▶ _Provided entries_:
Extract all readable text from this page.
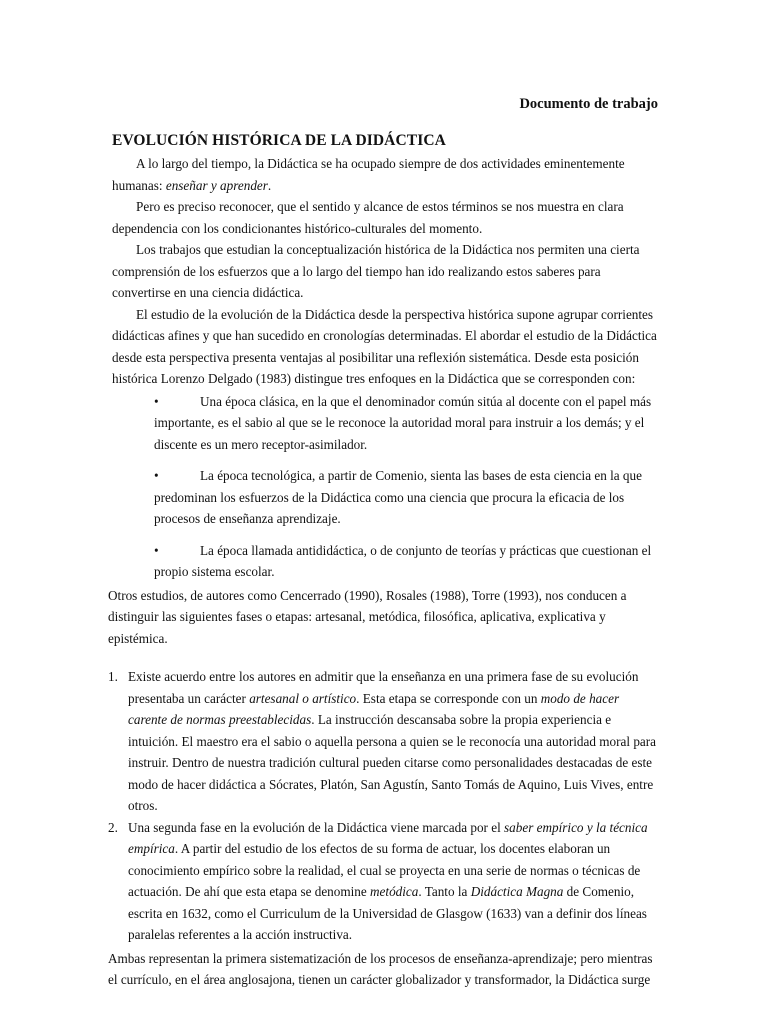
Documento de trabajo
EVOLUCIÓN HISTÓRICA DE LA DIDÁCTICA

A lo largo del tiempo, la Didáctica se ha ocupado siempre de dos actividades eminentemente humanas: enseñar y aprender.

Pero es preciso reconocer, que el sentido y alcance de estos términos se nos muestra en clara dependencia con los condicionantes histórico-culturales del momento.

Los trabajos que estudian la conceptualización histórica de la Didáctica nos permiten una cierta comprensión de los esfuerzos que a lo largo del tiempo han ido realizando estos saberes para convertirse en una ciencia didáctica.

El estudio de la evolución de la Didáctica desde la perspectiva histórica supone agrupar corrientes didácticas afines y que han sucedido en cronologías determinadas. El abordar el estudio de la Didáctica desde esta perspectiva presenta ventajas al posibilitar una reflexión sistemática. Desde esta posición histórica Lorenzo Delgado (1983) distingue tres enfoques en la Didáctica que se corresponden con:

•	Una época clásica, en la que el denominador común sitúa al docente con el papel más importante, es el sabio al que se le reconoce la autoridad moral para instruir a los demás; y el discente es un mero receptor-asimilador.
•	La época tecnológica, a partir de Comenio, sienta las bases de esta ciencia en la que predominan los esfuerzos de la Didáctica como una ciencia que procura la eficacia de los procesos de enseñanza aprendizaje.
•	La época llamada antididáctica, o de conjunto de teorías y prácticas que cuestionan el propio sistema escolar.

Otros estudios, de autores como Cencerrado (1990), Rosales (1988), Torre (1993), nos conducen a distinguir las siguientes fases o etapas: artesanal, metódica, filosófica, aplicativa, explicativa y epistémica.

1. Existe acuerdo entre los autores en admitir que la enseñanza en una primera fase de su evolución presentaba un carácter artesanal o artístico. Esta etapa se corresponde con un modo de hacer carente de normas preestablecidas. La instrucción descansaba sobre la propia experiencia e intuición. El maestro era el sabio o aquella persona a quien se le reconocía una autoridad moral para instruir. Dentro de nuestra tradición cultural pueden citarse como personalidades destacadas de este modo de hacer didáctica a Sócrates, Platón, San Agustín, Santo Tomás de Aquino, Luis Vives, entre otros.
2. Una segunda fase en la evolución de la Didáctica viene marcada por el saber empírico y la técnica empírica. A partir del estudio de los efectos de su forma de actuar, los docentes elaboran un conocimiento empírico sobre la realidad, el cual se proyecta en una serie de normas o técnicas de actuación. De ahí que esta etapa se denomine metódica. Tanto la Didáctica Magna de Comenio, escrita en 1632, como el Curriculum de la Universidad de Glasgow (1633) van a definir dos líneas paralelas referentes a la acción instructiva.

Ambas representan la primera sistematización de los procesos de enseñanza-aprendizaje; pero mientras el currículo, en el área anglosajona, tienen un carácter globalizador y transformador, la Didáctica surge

▶ _What to do_: Provide the number of lines in these entries that hold the word "partir", without any accompanying text.

▶ _Full output_: 2